# RAW RECORDS start

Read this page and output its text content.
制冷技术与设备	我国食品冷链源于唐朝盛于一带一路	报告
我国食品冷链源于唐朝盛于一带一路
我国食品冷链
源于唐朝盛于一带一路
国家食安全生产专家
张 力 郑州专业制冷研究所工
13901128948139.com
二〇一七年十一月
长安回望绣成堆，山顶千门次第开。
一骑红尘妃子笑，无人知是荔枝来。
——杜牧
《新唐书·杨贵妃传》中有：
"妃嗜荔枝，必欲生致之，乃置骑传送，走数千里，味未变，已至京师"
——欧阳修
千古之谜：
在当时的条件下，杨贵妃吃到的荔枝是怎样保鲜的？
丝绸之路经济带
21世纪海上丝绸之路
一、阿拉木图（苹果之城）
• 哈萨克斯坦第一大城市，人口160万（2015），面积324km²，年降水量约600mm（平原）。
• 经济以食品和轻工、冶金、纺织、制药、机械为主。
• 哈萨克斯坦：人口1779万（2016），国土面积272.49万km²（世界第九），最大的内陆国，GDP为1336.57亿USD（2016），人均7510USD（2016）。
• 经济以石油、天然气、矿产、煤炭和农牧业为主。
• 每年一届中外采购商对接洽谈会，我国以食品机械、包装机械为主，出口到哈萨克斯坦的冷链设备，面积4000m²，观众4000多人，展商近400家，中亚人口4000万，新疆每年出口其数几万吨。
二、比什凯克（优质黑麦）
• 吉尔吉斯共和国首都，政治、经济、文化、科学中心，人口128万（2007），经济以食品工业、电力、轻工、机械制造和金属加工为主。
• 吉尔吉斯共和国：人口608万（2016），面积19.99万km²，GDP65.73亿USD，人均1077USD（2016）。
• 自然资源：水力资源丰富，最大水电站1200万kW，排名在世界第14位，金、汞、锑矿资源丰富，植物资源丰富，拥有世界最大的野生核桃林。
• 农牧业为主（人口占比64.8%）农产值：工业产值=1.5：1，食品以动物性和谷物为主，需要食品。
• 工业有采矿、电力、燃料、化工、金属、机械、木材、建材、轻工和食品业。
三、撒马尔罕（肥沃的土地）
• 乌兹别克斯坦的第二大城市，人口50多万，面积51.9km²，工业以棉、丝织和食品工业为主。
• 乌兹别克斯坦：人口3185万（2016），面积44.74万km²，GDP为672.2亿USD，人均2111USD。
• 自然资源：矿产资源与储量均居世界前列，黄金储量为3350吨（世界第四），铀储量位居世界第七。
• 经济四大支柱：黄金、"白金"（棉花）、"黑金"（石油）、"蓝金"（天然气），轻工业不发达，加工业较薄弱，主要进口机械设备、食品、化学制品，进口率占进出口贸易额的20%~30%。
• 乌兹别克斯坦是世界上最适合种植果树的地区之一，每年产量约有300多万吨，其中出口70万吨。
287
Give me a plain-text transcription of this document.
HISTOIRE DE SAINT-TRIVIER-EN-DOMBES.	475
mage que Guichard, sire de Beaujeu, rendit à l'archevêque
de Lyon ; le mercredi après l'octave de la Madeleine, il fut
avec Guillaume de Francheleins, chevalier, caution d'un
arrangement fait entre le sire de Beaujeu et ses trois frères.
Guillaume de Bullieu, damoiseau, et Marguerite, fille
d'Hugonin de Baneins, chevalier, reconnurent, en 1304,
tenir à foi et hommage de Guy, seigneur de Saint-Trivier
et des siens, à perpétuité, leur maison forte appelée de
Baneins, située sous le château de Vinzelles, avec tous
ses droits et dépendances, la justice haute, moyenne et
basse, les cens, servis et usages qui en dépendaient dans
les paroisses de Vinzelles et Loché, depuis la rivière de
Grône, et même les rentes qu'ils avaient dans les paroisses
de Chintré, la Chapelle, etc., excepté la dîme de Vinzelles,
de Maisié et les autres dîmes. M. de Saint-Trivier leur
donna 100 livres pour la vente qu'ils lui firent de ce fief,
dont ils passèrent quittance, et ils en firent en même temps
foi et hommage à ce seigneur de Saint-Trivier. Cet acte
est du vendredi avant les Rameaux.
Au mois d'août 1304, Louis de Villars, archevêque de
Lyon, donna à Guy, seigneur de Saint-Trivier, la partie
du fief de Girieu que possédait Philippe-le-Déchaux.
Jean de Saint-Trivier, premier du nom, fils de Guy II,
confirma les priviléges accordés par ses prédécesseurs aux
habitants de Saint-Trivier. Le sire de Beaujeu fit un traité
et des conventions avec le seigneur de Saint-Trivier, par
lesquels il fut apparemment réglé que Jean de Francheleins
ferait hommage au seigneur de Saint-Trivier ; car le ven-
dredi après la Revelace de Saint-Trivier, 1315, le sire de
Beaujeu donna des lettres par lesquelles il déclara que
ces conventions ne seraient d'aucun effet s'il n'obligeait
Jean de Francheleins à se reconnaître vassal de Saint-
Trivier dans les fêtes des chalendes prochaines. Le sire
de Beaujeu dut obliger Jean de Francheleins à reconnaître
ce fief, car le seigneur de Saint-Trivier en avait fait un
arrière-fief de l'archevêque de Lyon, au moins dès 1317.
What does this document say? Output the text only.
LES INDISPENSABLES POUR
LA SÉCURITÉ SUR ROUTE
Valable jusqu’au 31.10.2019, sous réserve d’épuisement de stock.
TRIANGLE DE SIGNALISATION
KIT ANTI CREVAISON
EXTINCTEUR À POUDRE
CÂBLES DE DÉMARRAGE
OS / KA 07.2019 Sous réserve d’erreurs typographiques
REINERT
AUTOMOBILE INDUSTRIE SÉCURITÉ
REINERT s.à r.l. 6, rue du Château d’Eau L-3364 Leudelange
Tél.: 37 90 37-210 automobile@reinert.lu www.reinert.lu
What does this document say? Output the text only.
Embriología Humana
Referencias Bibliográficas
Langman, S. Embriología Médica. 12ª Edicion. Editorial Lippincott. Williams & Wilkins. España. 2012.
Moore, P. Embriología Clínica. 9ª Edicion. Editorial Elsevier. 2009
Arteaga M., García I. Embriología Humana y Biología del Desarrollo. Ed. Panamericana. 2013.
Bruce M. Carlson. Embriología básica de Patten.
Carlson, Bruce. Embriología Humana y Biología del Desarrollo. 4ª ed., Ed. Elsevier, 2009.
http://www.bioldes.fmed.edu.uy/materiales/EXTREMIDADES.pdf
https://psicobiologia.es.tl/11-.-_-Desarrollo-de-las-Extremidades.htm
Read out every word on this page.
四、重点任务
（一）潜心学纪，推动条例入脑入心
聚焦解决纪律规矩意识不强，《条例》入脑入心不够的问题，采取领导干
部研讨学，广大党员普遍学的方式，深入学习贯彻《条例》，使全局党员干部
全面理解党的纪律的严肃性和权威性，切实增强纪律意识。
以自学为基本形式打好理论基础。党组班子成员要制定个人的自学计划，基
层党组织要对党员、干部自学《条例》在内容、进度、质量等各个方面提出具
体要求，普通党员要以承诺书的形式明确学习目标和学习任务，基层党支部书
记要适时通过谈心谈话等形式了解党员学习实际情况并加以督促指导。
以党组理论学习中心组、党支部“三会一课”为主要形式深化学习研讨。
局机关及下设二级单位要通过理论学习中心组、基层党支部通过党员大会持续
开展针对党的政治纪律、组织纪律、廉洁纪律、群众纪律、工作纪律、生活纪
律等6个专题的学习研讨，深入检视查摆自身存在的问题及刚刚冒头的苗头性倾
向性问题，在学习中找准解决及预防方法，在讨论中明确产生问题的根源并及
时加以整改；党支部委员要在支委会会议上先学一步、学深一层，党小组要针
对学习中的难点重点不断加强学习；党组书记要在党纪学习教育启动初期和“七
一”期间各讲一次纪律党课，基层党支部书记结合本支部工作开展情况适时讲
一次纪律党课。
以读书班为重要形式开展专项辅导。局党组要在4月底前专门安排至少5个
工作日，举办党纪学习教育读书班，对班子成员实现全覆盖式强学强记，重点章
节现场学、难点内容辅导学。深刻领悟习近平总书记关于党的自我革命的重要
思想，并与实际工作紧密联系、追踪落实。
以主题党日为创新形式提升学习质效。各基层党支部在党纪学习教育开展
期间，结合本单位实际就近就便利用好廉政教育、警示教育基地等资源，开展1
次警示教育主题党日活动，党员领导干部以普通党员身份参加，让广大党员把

# RAW RECORDS end

# REQUIREMENT
Show every line that contains the word "Vinzelles".

# FINISHED ANSWER
Baneins, située sous le château de Vinzelles, avec tous
les paroisses de Vinzelles et Loché, depuis la rivière de
de Chintré, la Chapelle, etc., excepté la dîme de Vinzelles,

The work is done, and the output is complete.